[Dataset items]

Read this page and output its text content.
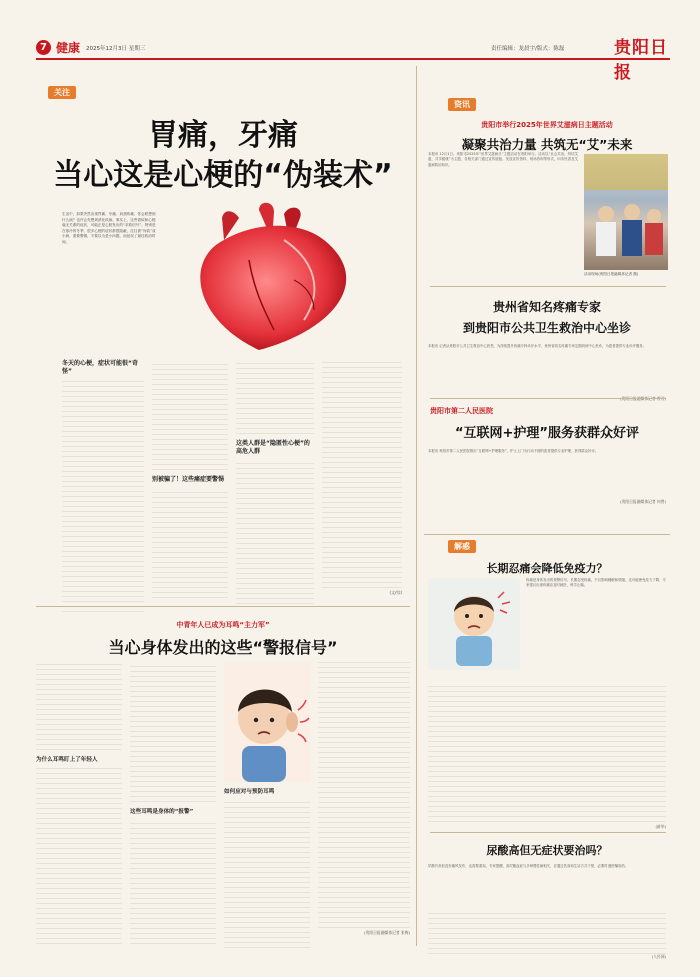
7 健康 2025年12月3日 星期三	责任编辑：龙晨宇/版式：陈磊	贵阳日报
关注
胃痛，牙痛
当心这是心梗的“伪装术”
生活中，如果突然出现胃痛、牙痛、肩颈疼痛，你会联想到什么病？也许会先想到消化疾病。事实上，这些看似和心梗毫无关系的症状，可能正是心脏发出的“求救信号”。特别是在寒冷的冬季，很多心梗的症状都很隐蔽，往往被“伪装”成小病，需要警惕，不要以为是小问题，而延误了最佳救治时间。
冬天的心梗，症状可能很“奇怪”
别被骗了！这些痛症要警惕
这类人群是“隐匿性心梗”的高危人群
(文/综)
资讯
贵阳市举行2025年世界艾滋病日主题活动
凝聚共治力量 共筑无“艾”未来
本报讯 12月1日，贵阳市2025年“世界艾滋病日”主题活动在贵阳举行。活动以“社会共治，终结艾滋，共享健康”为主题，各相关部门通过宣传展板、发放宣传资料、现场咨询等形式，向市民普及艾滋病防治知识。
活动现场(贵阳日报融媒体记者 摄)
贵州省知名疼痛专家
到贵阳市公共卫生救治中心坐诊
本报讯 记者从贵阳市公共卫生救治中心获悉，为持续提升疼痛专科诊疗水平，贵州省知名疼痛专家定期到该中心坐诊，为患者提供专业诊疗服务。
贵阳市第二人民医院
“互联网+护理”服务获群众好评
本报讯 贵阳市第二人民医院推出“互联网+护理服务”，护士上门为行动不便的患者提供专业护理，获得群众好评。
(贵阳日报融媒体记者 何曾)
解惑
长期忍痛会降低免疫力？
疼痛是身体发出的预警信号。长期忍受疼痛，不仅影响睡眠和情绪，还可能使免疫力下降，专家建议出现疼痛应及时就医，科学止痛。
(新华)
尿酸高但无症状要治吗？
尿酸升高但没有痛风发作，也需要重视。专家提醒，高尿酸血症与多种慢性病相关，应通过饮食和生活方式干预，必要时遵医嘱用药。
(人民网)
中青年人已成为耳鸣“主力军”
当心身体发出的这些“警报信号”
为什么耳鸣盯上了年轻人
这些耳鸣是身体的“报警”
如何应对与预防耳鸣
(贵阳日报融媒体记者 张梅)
* * *
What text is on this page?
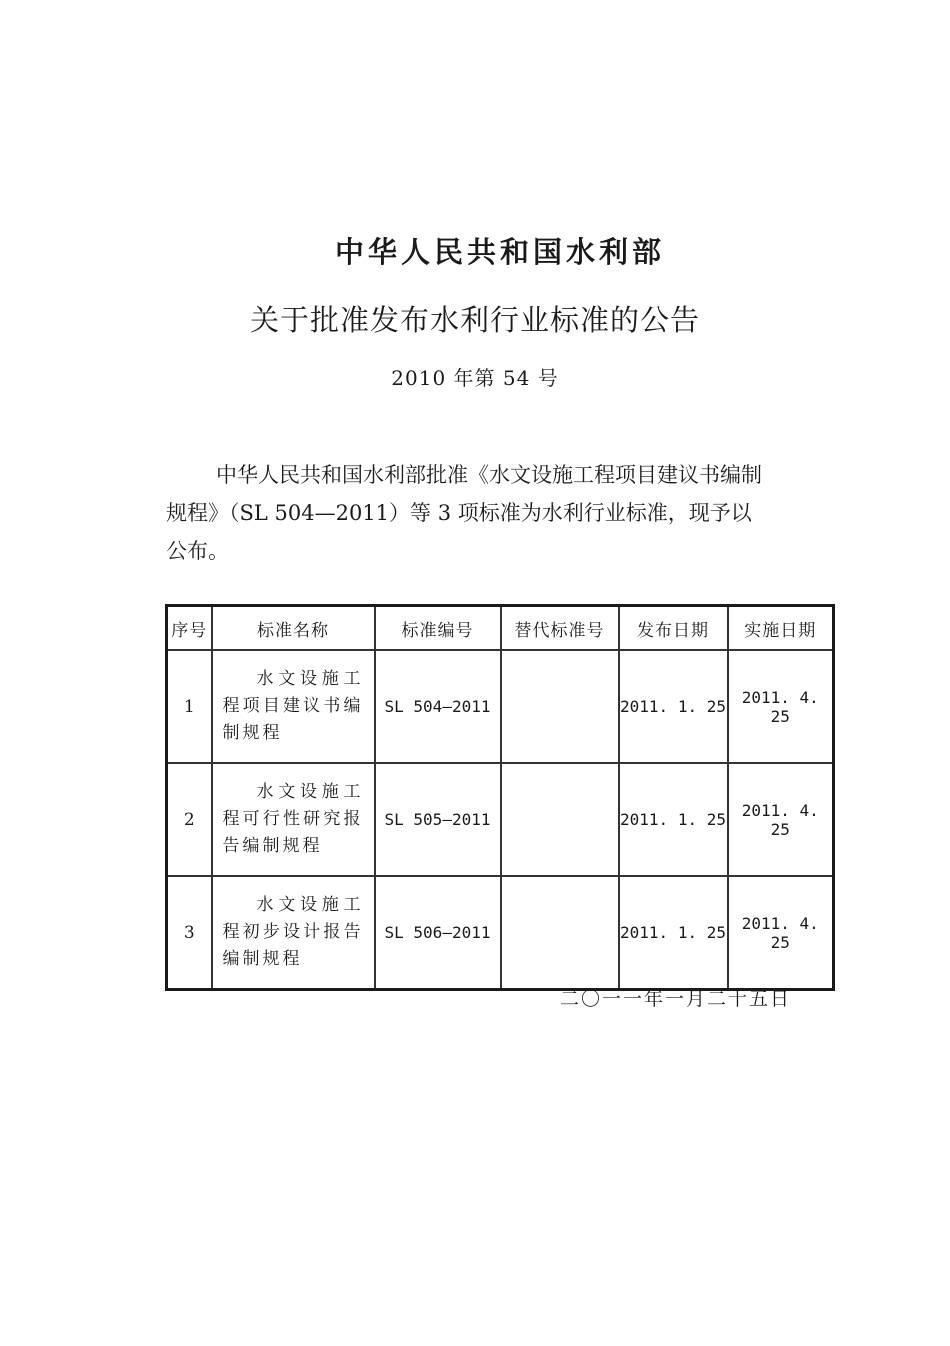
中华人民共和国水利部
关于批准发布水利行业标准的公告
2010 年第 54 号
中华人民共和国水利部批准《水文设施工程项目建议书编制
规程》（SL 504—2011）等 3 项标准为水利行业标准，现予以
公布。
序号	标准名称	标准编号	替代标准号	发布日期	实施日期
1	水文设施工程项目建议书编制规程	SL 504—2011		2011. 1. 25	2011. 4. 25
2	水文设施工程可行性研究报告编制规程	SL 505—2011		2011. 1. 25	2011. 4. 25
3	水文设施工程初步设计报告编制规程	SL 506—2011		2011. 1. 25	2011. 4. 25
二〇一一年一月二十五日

--- GIVEN INSTRUCTION ---
Pick each line holding the word "this" out of the listing.

--- PROBLEM SOLUTION ---
Read this page and output its text content.
What text is on this page?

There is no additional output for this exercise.